Work required = What lines of the data include the string "الاميركيين"? Copy them all.

Working data =
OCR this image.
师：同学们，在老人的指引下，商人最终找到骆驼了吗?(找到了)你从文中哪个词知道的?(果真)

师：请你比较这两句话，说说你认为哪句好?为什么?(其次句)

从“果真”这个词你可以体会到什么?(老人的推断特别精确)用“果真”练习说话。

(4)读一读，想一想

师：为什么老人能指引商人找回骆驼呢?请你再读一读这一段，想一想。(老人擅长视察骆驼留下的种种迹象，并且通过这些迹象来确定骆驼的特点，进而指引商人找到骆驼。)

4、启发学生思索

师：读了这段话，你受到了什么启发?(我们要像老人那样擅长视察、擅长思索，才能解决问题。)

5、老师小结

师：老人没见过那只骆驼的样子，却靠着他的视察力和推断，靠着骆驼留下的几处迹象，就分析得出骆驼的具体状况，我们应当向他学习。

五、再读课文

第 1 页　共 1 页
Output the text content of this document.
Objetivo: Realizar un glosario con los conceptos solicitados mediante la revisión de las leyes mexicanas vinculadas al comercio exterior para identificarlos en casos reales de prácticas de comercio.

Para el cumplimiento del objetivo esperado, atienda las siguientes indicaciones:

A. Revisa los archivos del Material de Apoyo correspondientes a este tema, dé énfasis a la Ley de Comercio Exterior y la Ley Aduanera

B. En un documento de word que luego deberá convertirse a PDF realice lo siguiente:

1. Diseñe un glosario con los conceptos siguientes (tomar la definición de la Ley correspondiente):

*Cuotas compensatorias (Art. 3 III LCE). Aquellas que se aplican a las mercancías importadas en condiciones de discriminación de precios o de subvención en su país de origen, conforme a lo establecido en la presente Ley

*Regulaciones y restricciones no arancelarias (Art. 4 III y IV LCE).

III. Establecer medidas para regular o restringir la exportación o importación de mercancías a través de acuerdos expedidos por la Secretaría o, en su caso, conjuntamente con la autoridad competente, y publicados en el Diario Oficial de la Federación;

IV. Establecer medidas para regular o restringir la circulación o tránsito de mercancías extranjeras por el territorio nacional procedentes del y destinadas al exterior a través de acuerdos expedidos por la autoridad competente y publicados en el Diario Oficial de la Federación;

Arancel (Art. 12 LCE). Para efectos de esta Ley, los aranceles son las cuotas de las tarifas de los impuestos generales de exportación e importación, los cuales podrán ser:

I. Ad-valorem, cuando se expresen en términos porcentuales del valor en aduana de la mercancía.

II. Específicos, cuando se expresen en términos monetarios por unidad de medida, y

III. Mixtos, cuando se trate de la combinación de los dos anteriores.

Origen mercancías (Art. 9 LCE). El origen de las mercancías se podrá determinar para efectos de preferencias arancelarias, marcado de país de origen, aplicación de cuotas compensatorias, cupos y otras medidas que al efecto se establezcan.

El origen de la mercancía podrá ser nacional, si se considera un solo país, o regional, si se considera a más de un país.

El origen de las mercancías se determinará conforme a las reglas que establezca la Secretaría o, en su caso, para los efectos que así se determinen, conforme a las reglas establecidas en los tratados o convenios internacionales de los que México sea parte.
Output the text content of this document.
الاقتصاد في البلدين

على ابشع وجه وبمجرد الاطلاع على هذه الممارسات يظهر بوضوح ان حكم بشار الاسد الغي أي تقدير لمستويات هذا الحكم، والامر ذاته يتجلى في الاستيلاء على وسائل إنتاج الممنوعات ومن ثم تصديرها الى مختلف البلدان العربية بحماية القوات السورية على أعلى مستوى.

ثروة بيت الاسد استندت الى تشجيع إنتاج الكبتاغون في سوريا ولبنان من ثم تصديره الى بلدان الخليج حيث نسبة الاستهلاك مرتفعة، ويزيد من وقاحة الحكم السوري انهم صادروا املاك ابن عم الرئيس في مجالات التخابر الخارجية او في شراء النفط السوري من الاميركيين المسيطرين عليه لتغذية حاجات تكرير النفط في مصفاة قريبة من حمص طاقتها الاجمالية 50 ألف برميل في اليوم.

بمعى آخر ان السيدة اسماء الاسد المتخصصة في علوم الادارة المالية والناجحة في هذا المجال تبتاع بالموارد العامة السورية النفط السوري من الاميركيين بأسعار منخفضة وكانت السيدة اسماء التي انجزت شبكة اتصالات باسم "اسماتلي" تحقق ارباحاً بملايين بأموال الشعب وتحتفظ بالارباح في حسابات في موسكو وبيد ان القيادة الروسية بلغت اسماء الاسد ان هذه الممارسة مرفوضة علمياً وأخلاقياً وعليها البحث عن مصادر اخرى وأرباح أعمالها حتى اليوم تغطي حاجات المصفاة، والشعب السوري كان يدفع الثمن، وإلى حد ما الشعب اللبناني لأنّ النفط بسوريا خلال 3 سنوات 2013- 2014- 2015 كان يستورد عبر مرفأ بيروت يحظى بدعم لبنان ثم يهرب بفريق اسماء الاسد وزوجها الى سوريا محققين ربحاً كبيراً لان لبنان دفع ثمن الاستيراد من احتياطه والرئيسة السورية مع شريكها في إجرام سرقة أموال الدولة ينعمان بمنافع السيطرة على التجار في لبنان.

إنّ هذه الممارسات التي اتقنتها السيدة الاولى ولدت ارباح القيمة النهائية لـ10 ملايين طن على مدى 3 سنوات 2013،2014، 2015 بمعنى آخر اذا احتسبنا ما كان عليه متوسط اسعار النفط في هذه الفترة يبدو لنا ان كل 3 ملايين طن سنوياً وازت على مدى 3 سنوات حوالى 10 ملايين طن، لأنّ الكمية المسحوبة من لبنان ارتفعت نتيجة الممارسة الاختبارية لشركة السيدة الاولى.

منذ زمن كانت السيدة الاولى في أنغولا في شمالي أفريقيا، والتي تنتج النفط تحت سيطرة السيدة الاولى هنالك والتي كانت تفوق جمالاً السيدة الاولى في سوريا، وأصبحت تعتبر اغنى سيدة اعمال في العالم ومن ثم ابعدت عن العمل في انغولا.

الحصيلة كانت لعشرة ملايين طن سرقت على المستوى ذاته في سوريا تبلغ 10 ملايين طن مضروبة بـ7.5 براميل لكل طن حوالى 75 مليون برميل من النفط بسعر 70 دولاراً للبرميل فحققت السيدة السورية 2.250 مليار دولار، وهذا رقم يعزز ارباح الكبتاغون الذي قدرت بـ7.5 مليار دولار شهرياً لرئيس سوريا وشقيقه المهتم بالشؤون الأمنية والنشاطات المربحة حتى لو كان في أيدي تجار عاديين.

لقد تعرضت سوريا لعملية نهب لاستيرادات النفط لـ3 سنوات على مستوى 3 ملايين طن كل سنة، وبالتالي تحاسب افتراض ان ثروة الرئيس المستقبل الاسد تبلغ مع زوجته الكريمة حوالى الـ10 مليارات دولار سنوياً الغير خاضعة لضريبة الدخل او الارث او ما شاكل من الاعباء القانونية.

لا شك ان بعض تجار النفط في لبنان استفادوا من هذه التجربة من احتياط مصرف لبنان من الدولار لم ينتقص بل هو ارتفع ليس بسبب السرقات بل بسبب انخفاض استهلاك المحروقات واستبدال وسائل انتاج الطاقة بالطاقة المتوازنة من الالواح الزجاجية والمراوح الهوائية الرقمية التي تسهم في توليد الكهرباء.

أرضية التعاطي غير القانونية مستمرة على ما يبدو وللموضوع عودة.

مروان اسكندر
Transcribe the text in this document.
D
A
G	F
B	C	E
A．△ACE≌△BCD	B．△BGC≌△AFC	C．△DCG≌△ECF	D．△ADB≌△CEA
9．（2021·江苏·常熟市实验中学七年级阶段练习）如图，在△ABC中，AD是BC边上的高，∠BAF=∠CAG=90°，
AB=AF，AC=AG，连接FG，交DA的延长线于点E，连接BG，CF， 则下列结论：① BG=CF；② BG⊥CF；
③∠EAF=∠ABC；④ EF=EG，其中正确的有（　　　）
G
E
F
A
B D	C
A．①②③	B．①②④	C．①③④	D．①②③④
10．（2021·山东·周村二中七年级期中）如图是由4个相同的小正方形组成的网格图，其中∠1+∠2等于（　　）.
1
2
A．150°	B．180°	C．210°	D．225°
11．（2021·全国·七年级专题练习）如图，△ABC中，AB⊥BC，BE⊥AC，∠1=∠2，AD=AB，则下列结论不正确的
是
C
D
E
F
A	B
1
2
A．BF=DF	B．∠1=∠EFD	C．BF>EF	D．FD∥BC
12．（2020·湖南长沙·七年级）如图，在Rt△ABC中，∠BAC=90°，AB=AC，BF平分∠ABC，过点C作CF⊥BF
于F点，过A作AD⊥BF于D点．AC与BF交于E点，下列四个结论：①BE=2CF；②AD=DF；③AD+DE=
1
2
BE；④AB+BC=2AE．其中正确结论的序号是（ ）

Response to the exercise =
ثروة بيت الاسد استندت الى تشجيع إنتاج الكبتاغون في سوريا ولبنان من ثم تصديره الى بلدان الخليج حيث نسبة الاستهلاك مرتفعة، ويزيد من وقاحة الحكم السوري انهم صادروا املاك ابن عم الرئيس في مجالات التخابر الخارجية او في شراء النفط السوري من الاميركيين المسيطرين عليه لتغذية حاجات تكرير النفط في مصفاة قريبة من حمص طاقتها الاجمالية 50 ألف برميل في اليوم.
بمعى آخر ان السيدة اسماء الاسد المتخصصة في علوم الادارة المالية والناجحة في هذا المجال تبتاع بالموارد العامة السورية النفط السوري من الاميركيين بأسعار منخفضة وكانت السيدة اسماء التي انجزت شبكة اتصالات باسم "اسماتلي" تحقق ارباحاً بملايين بأموال الشعب وتحتفظ بالارباح في حسابات في موسكو وبيد ان القيادة الروسية بلغت اسماء الاسد ان هذه الممارسة مرفوضة علمياً وأخلاقياً وعليها البحث عن مصادر اخرى وأرباح أعمالها حتى اليوم تغطي حاجات المصفاة، والشعب السوري كان يدفع الثمن، وإلى حد ما الشعب اللبناني لأنّ النفط بسوريا خلال 3 سنوات 2013- 2014- 2015 كان يستورد عبر مرفأ بيروت يحظى بدعم لبنان ثم يهرب بفريق اسماء الاسد وزوجها الى سوريا محققين ربحاً كبيراً لان لبنان دفع ثمن الاستيراد من احتياطه والرئيسة السورية مع شريكها في إجرام سرقة أموال الدولة ينعمان بمنافع السيطرة على التجار في لبنان.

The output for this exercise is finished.